## START DOCUMENT PASSAGE

The Book's Lover

The Book's Lover
Damiano Cali

Wednesday, September 3, 2014

Bookzzzzzzz

Apparently, I need a nap.  A long one.  Two of my most recent reads have been, quite unintentionally, re-tellings of Sleeping Beauty.  Then I caught Maleficent.  This theme is not helping with my yawns.  

Anna Sheehan's A Long, Long Sleep is fun.  Fluffy, and somewhat predictable, but fun. Poor little rich girl Rose Fitzroy has just been woken from her stasis tube...after 62 years.  Needless to say, somethings have changed.  During her extensive nap-time,  the world suffered through a few resurgences of plague--seriously, bubonic plague returned--and social upheaval.  Rose is overwhelmed with the new world, complete with an overload of new technology, political maneuverings she can't understand, and atrophy-induced physical weakness.  Oh, and embarrassing teen crushes (told you it was fluffy, Gentle Readers).

## END DOCUMENT PASSAGE

Reproduce the stretch of the book blog post from "Bookzzzzzzz" through "fluffy, Gentle Readers)." word for word.

## START INFORMATION SHOWN

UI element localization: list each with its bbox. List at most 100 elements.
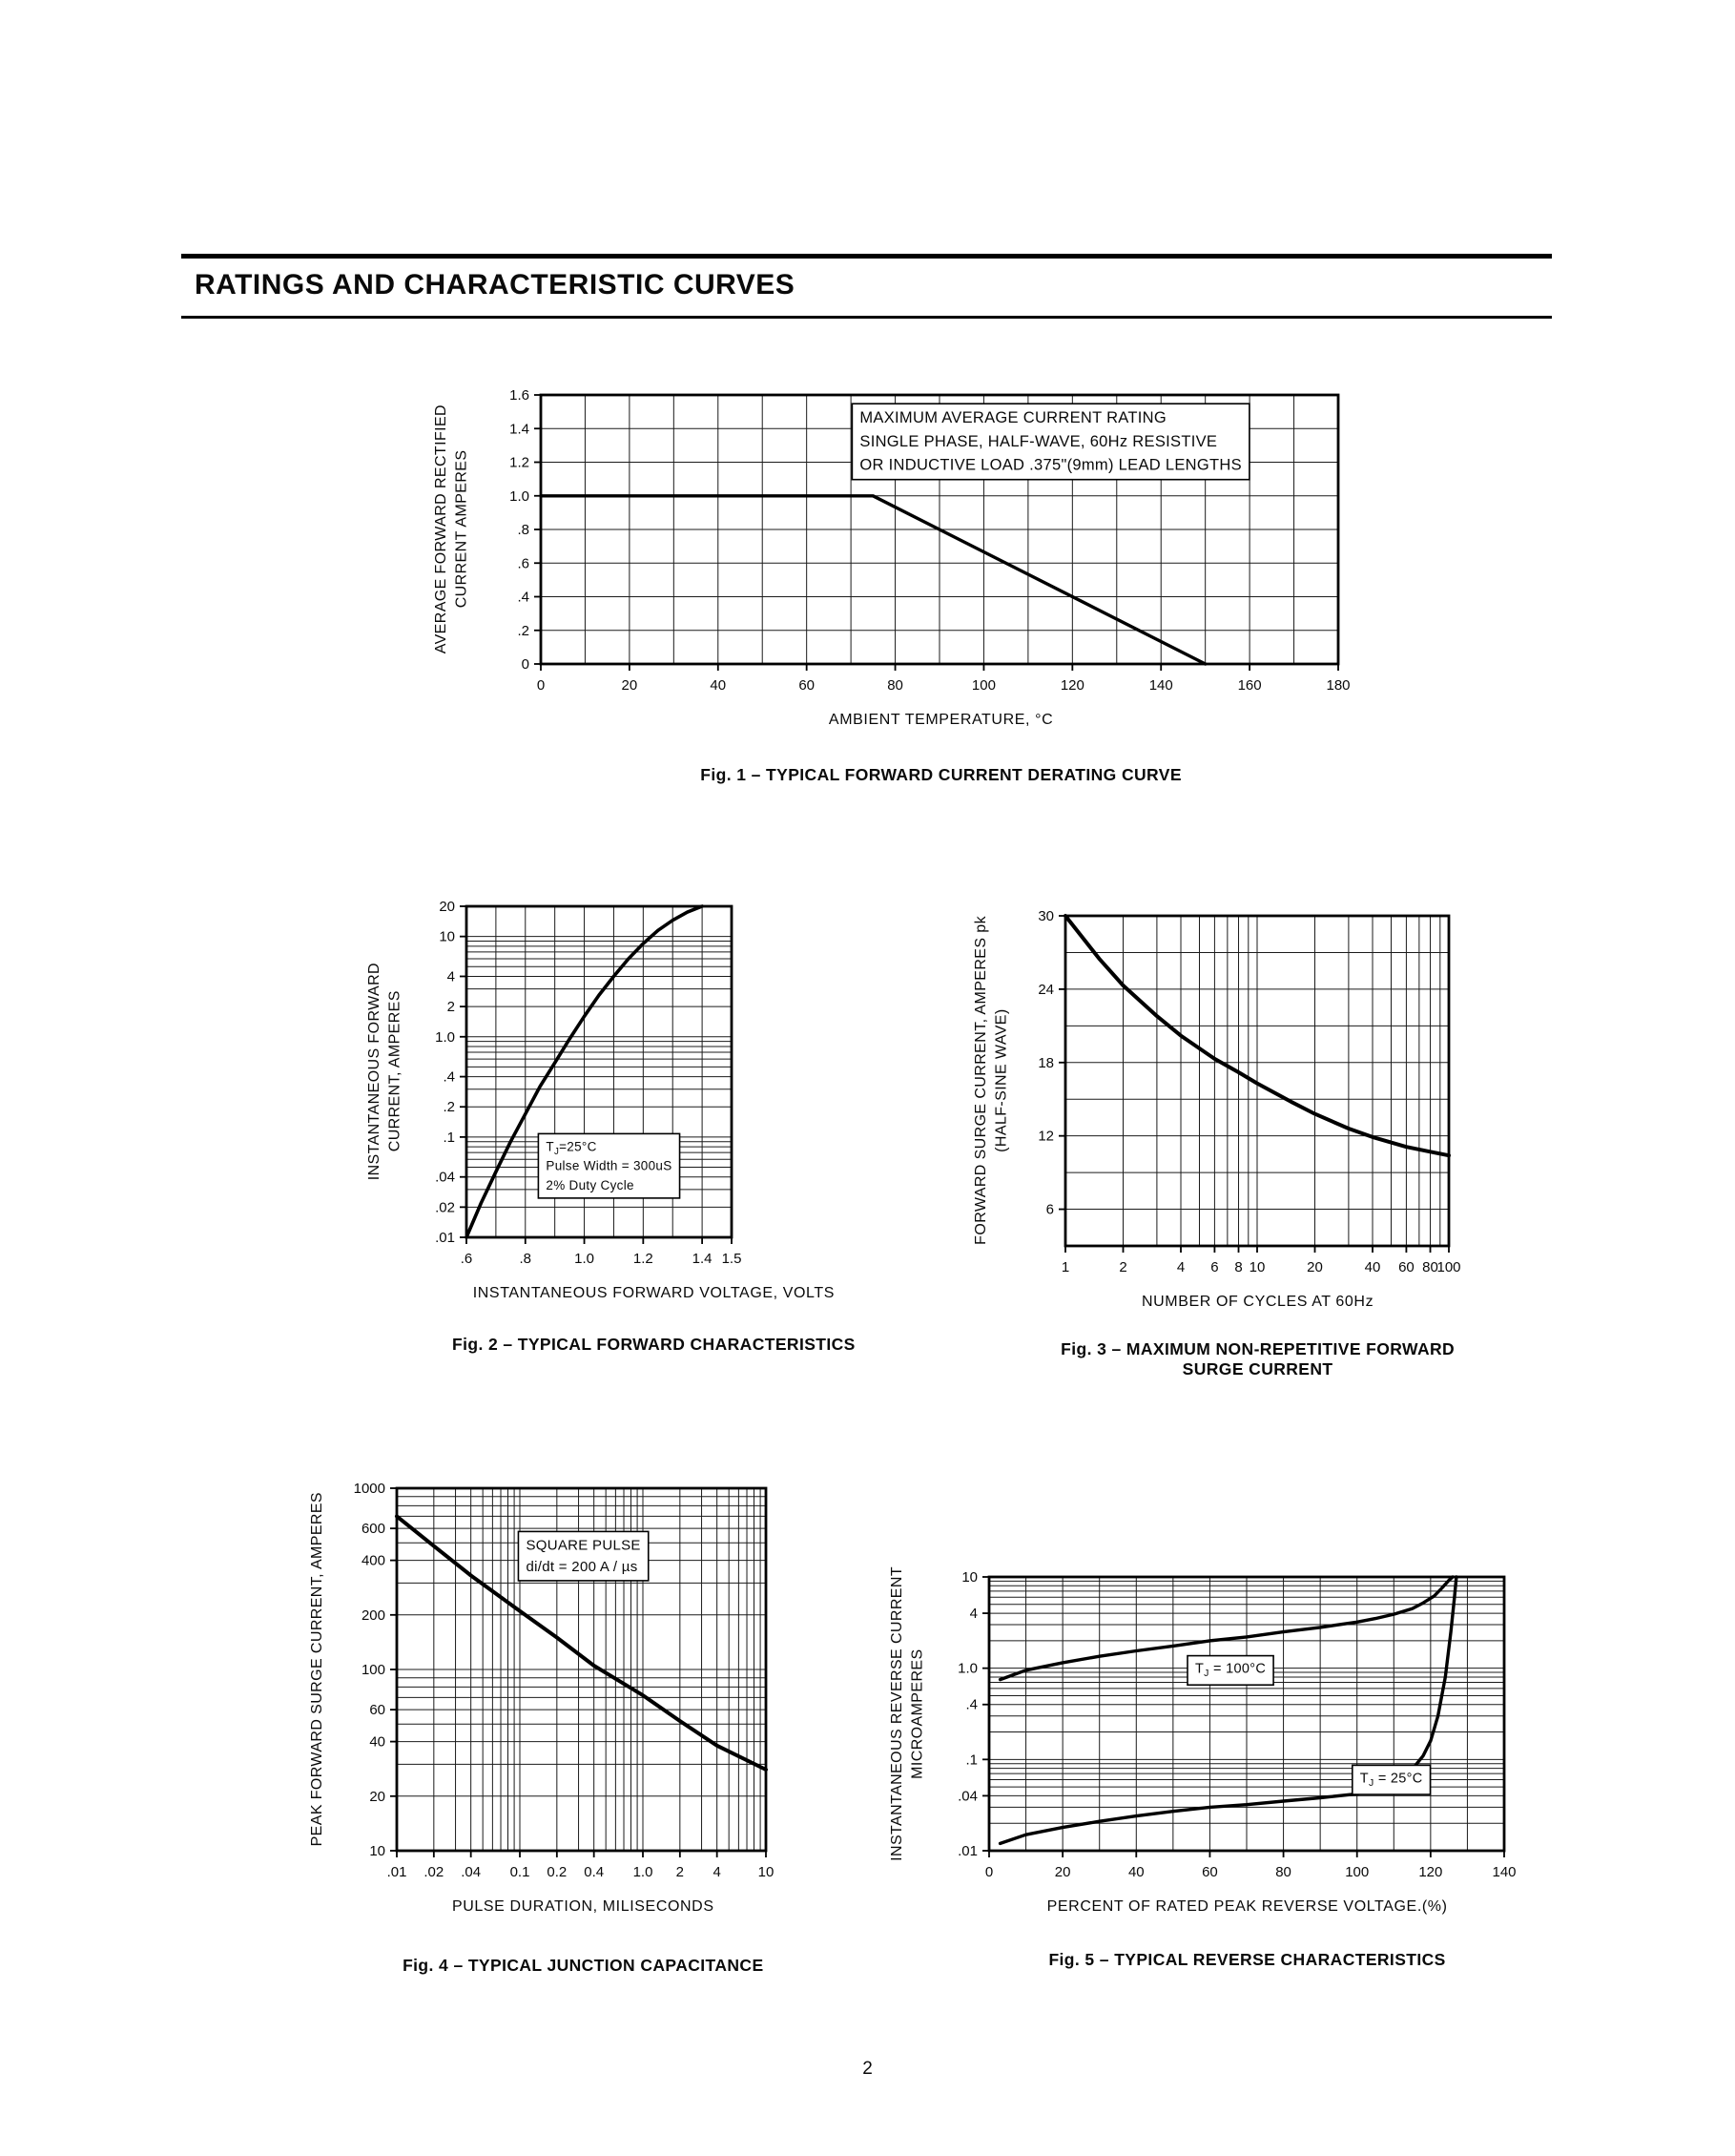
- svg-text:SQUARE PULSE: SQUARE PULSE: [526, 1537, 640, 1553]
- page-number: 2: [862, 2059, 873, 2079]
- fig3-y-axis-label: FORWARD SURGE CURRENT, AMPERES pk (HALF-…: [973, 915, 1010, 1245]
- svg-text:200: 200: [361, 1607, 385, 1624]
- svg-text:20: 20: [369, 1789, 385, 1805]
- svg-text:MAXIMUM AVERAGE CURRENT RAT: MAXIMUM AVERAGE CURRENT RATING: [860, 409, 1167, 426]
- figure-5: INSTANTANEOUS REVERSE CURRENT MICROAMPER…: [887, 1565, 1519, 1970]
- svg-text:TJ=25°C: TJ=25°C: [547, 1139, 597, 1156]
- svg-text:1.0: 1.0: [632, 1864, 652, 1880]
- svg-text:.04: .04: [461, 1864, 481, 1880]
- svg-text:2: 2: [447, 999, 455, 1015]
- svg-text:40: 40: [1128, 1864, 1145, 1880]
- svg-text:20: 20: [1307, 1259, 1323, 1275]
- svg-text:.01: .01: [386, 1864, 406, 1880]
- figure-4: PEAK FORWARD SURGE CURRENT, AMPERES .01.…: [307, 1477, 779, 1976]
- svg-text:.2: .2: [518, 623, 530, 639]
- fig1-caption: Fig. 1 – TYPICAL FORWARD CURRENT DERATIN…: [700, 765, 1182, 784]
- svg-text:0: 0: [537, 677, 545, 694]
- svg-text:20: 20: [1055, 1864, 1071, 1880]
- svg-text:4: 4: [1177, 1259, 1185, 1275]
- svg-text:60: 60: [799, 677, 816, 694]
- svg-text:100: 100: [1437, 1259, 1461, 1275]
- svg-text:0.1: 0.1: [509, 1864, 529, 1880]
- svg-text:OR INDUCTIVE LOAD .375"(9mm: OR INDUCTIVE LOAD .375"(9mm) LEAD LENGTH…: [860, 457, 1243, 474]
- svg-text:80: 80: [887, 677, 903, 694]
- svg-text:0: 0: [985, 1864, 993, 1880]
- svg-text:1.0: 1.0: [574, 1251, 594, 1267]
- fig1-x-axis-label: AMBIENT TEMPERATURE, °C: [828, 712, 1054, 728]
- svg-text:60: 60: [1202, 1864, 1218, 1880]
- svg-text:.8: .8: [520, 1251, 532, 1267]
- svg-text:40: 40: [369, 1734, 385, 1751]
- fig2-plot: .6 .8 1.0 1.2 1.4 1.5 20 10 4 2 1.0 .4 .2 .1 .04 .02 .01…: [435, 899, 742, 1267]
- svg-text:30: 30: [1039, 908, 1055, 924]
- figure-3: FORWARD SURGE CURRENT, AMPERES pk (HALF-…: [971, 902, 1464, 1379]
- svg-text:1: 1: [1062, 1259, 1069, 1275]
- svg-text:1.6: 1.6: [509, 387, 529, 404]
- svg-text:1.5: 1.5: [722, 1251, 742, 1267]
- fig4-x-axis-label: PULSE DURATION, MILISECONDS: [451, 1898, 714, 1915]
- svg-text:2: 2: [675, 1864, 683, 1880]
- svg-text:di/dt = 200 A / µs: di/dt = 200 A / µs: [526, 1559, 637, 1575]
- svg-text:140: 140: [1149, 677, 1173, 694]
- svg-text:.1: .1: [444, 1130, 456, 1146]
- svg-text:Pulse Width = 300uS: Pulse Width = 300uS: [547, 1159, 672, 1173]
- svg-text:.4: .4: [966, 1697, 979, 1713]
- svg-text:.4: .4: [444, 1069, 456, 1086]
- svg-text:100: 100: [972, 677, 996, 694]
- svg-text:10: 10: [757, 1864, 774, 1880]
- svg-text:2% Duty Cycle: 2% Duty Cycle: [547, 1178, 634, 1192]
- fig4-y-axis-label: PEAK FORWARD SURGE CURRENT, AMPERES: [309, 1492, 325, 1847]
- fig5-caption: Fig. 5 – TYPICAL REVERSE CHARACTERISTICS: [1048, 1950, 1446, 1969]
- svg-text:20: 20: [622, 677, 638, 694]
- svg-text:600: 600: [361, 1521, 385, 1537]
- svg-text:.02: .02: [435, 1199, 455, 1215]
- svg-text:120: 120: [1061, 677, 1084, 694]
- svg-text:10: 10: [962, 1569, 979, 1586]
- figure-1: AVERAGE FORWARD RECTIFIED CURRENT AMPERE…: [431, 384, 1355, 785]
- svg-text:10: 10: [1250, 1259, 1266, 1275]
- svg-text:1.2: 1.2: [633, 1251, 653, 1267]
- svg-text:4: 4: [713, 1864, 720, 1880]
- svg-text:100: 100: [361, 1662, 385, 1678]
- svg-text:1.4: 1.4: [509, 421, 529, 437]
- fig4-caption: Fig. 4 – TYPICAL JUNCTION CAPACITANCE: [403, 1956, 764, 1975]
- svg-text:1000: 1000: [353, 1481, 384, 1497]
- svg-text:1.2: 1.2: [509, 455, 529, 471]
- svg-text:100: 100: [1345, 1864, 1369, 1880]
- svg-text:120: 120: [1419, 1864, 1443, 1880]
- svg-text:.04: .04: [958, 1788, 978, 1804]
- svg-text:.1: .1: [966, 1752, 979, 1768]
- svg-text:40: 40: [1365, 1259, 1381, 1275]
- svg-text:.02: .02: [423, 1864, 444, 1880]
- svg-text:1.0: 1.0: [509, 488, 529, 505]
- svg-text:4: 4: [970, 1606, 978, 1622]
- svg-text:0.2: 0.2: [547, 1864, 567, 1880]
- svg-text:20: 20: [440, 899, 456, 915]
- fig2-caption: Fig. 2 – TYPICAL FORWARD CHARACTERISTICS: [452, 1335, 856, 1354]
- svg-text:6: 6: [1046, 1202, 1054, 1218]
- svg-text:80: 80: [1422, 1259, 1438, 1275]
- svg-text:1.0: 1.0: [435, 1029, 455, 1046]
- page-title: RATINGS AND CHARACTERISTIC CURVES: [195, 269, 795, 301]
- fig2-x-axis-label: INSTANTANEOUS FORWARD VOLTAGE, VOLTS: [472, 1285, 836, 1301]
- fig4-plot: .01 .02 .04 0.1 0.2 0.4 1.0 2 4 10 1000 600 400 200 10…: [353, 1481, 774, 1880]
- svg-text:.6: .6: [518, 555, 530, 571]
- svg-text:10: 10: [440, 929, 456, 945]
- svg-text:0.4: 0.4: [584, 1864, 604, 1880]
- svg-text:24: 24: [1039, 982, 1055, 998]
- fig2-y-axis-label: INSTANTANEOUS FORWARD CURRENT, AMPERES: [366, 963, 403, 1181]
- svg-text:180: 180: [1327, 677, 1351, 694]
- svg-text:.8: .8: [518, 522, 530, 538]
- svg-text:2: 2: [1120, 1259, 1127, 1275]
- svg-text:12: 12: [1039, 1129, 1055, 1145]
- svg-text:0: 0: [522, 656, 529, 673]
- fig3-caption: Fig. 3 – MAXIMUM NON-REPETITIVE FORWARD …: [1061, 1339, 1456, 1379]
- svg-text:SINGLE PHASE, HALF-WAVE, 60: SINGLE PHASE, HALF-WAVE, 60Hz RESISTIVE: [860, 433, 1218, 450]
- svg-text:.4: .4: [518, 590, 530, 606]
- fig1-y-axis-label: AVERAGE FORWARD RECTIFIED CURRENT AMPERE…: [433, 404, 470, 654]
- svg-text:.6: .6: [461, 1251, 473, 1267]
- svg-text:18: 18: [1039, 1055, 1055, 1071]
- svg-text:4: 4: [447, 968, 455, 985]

## END INFORMATION SHOWN
## START INFORMATION SHOWN

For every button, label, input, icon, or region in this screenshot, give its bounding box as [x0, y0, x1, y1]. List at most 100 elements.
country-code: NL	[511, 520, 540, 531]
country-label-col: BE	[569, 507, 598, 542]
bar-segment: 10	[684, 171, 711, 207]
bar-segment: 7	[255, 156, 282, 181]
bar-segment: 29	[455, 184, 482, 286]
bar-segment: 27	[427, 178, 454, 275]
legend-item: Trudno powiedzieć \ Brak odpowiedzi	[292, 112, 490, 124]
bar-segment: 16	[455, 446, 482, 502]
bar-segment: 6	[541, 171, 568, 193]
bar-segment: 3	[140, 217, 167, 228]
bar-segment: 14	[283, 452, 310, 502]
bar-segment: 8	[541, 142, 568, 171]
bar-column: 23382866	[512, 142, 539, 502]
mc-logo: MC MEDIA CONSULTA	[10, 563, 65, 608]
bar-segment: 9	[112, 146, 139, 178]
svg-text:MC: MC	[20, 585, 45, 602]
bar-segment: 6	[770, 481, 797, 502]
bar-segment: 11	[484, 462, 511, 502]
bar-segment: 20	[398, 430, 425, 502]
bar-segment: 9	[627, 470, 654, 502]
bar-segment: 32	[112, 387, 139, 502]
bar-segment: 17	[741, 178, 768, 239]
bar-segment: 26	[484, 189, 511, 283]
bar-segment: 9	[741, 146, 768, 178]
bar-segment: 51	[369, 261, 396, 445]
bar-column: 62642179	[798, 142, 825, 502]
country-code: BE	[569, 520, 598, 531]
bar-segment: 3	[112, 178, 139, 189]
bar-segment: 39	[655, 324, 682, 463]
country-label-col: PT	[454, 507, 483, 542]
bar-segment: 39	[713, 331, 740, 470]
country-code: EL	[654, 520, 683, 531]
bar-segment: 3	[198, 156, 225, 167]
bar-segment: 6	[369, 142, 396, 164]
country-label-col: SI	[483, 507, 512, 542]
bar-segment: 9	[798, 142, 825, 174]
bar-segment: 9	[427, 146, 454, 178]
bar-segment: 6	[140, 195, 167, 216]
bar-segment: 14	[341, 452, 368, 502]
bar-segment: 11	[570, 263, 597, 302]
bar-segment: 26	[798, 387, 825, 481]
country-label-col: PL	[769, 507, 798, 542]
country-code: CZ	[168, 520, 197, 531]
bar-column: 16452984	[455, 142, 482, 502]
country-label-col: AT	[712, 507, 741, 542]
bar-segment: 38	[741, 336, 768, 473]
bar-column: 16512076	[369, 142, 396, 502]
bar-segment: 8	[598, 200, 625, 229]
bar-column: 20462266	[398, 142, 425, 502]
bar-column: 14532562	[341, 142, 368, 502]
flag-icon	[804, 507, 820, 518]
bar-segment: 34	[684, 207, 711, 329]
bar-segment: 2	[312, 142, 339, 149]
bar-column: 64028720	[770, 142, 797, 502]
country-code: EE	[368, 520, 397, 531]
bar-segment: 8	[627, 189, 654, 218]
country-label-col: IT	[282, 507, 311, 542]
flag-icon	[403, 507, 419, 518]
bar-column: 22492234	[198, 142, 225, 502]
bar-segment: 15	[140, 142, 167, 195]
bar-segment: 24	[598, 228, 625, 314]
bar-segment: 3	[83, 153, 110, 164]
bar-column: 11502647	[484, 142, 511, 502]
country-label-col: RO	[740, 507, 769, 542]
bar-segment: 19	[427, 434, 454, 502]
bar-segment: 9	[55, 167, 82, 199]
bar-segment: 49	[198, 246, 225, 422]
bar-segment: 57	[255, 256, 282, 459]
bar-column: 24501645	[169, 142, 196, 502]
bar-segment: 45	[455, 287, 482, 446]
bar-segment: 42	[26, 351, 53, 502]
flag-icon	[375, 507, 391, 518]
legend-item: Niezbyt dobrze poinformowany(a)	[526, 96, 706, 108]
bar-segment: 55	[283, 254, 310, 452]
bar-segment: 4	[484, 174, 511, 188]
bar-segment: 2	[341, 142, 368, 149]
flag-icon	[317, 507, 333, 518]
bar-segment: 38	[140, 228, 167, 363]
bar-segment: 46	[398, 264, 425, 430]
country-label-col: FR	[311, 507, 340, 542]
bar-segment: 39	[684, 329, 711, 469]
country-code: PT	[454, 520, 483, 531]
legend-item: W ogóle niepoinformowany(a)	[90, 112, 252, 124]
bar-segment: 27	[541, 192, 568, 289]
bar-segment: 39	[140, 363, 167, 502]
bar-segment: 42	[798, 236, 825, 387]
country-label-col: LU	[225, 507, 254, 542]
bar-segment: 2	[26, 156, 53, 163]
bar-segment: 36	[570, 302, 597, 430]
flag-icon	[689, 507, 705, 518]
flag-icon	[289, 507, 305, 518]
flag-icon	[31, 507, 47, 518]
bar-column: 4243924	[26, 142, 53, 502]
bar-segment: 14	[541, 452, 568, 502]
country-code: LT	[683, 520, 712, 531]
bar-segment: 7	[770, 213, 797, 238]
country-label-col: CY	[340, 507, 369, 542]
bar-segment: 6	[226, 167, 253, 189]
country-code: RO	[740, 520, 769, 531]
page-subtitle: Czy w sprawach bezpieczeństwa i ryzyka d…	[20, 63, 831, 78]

## END INFORMATION SHOWN
## START INFORMATION SHOWN

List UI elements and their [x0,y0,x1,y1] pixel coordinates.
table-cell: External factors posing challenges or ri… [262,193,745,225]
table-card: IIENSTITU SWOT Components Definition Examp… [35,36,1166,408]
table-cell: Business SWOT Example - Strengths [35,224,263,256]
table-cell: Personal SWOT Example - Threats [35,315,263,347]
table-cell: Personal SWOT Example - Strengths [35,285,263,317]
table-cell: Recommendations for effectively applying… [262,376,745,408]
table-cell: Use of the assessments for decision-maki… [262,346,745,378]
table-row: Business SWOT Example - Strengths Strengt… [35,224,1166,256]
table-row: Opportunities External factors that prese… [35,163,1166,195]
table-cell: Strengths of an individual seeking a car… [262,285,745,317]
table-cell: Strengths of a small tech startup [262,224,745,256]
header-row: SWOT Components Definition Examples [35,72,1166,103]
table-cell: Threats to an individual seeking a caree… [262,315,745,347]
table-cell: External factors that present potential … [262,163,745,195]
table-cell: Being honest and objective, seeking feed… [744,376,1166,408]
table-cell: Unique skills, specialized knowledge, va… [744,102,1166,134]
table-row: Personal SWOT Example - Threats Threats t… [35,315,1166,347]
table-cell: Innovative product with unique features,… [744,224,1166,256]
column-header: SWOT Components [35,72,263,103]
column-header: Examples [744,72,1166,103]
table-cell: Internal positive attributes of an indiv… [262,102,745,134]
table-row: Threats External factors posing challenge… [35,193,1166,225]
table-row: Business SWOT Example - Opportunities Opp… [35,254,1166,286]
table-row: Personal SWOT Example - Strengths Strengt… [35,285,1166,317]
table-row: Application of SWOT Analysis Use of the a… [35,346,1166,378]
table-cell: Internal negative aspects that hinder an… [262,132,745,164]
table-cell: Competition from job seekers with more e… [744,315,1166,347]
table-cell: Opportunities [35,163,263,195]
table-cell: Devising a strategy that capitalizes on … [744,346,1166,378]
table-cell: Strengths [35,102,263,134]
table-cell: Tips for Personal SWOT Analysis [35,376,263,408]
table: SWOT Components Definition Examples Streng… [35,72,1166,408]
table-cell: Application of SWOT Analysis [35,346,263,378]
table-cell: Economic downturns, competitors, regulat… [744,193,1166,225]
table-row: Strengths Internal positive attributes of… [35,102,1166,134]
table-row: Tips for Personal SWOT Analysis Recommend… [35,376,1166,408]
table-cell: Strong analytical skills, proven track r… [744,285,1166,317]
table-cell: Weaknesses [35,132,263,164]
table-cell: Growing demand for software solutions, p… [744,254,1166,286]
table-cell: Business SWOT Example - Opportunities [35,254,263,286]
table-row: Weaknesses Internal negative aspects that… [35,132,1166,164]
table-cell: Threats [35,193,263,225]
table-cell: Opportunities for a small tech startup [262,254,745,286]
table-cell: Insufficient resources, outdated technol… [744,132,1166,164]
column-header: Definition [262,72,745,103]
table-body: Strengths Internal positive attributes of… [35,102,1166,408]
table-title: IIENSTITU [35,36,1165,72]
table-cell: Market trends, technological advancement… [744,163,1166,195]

## END INFORMATION SHOWN

■ **OUTPUT FOR THIS EXERCISE**
Bookzzzzzzz

Apparently, I need a nap.  A long one.  Two of my most recent reads have been, quite unintentionally, re-tellings of Sleeping Beauty.  Then I caught Maleficent.  This theme is not helping with my yawns.  

Anna Sheehan's A Long, Long Sleep is fun.  Fluffy, and somewhat predictable, but fun. Poor little rich girl Rose Fitzroy has just been woken from her stasis tube...after 62 years.  Needless to say, somethings have changed.  During her extensive nap-time,  the world suffered through a few resurgences of plague--seriously, bubonic plague returned--and social upheaval.  Rose is overwhelmed with the new world, complete with an overload of new technology, political maneuverings she can't understand, and atrophy-induced physical weakness.  Oh, and embarrassing teen crushes (told you it was fluffy, Gentle Readers).